*** Opening Data records ***

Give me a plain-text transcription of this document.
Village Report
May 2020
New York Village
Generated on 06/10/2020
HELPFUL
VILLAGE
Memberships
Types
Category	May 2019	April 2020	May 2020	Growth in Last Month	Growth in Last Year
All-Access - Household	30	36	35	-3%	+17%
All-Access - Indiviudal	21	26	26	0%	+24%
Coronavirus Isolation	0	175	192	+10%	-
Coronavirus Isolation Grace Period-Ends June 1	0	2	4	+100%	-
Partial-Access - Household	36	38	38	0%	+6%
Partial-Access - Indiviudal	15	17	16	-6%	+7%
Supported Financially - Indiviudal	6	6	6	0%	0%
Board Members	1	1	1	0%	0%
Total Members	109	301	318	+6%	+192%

*** Closing Data records ***

*Try it*: Return, from the data, each line that has the word "Household" in it.

*Reply to the task*:
All-Access - Household	30	36	35	-3%	+17%
Partial-Access - Household	36	38	38	0%	+6%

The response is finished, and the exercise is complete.